TASK TO COMPLETE => Within this material, how many lines have the string "jardín" in them? The answer is a number, with nothing added.

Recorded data
============================================================
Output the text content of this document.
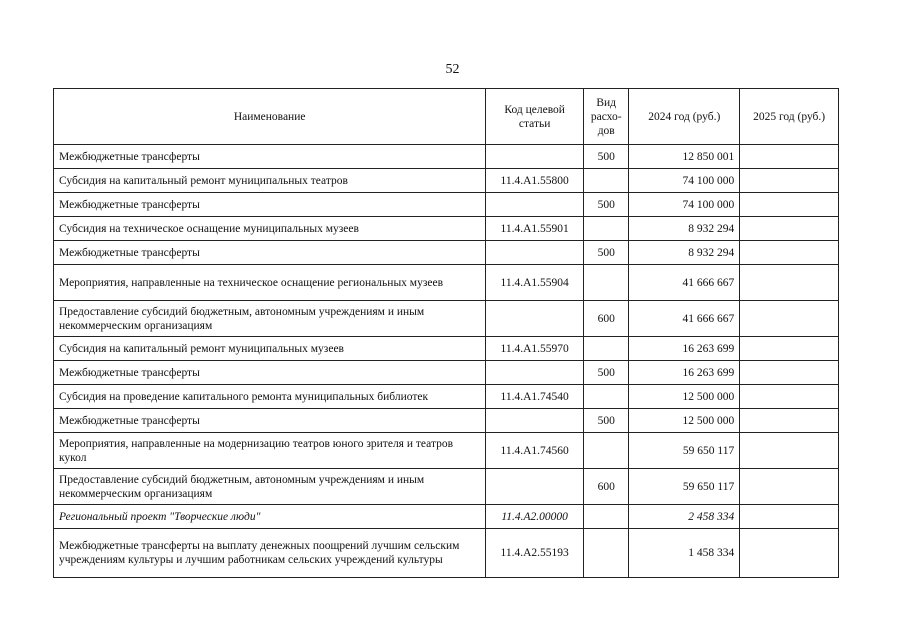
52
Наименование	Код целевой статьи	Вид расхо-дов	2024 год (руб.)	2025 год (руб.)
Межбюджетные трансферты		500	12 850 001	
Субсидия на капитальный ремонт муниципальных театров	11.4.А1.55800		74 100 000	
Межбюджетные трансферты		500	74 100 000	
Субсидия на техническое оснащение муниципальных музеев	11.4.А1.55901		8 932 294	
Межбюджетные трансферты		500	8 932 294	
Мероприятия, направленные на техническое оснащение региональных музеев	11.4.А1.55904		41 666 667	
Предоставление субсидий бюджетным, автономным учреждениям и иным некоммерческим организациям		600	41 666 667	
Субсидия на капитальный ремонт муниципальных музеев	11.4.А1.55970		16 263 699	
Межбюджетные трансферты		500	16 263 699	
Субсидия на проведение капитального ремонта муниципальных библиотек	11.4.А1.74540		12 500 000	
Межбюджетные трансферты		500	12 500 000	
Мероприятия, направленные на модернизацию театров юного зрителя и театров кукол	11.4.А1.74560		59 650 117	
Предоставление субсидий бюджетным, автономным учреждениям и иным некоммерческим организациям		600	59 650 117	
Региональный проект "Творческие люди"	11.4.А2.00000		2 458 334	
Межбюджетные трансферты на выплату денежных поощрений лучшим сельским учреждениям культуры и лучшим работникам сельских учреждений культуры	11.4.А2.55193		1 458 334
============================================================
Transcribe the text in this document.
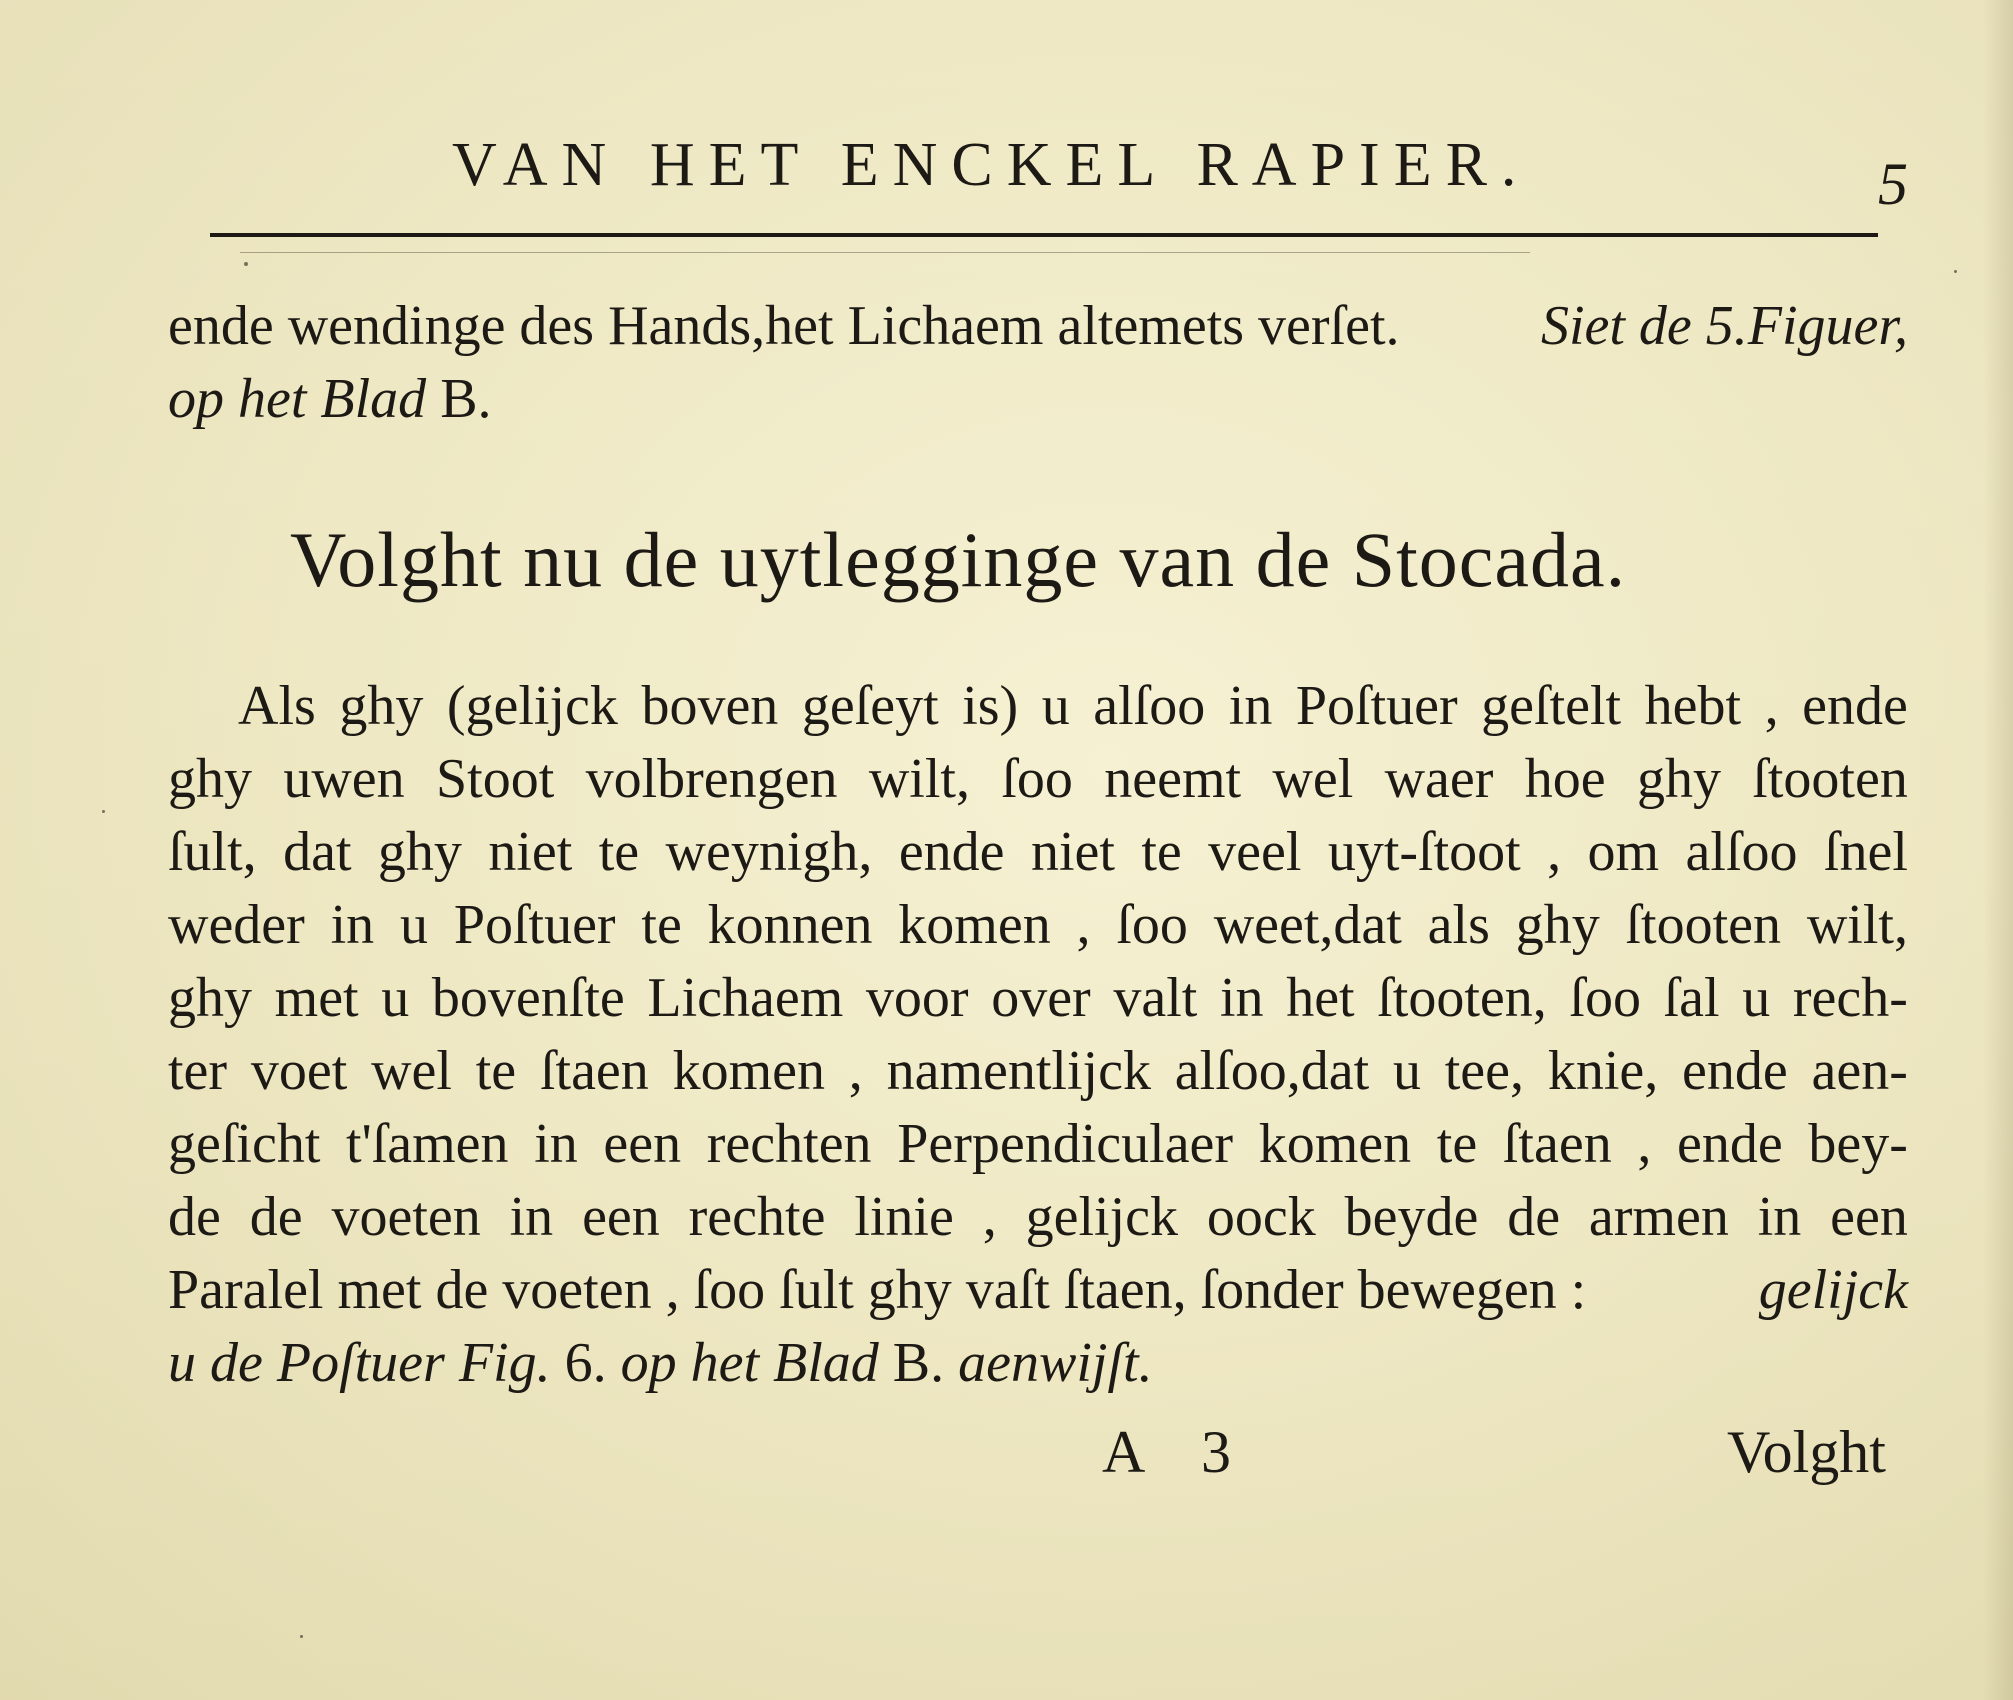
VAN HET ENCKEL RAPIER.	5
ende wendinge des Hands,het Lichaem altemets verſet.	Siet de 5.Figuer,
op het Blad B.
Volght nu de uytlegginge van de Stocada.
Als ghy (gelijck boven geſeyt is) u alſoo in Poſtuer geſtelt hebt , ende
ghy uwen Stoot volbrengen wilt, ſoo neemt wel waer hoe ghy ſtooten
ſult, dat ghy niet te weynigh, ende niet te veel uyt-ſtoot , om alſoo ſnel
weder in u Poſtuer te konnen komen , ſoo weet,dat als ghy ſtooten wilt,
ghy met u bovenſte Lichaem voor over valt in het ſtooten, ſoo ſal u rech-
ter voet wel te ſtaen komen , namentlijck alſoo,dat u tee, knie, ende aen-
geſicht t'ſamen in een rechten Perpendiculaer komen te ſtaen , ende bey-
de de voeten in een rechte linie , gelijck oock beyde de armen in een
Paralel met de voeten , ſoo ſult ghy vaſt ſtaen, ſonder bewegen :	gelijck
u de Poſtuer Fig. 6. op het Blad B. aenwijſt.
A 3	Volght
============================================================
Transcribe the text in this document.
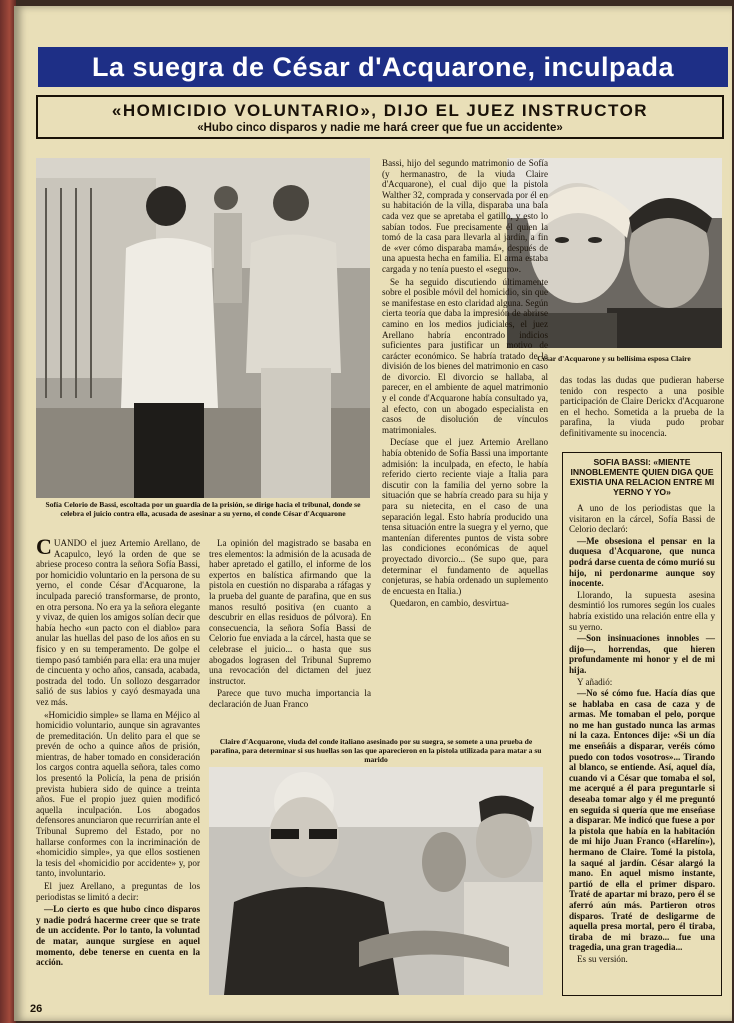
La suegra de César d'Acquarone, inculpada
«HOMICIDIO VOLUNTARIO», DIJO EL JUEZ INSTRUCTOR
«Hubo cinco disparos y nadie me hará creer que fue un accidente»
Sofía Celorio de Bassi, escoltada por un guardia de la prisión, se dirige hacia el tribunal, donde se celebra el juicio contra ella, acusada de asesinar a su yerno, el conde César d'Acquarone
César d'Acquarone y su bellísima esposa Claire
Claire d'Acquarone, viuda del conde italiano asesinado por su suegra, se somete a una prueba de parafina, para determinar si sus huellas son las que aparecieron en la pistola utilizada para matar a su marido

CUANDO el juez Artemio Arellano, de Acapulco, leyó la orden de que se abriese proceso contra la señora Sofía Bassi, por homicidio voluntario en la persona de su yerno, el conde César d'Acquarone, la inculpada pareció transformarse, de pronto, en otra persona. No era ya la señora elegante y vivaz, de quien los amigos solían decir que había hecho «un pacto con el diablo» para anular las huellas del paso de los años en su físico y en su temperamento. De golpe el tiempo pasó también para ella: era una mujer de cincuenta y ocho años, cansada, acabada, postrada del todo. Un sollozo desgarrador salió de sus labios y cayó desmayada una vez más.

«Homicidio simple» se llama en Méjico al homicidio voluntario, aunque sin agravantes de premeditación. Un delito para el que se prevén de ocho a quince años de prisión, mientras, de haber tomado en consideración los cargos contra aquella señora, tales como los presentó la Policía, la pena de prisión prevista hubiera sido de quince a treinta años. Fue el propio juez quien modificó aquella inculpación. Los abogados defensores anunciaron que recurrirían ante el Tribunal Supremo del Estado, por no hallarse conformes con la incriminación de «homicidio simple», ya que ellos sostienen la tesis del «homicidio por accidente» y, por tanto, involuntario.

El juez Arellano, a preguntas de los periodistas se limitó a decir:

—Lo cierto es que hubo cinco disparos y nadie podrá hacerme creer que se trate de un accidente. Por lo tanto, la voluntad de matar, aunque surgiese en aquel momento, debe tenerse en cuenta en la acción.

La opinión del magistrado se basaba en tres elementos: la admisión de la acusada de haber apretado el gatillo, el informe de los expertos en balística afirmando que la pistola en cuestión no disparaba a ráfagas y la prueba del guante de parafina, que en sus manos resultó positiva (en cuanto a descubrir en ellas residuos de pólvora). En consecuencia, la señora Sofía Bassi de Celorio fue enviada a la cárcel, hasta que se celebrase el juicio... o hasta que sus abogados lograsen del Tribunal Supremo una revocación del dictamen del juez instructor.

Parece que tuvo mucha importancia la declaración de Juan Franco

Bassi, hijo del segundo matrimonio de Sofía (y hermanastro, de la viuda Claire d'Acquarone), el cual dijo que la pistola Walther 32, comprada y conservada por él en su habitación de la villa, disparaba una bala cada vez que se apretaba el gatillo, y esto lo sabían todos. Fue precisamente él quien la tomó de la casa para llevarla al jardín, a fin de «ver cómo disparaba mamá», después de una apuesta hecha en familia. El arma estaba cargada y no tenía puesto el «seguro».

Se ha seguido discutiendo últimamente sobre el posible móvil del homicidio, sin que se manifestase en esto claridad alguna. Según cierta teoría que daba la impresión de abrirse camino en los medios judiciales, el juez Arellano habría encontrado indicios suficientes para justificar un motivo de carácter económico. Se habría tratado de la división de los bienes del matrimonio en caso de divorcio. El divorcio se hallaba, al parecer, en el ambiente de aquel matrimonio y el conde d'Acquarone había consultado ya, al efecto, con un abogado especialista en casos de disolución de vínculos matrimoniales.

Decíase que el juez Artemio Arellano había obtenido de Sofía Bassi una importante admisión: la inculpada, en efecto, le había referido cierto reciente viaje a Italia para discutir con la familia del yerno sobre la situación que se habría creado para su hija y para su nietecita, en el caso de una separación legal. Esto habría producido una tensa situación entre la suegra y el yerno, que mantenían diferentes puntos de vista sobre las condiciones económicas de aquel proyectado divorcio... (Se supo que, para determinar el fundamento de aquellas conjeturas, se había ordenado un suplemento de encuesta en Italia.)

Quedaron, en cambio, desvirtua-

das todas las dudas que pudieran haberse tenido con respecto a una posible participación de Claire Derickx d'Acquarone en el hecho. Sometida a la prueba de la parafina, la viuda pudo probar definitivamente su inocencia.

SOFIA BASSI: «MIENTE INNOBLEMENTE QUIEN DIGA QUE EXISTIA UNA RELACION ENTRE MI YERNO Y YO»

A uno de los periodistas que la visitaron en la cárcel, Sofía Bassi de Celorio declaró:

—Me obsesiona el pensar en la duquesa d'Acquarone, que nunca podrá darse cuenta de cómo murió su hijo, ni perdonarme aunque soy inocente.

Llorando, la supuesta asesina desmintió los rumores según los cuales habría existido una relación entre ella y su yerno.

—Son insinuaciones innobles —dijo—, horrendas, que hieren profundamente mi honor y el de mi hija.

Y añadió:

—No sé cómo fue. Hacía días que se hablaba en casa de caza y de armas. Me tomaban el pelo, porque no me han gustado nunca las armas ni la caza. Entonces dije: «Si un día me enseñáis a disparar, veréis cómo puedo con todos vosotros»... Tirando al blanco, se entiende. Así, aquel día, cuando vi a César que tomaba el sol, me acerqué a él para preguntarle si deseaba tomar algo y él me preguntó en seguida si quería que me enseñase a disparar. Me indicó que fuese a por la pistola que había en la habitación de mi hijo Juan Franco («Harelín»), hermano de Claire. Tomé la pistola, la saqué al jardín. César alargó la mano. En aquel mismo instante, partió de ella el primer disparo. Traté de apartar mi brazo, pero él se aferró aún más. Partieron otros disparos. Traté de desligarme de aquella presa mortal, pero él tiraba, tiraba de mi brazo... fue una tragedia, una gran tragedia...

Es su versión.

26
============================================================
IN RESPONSE => 2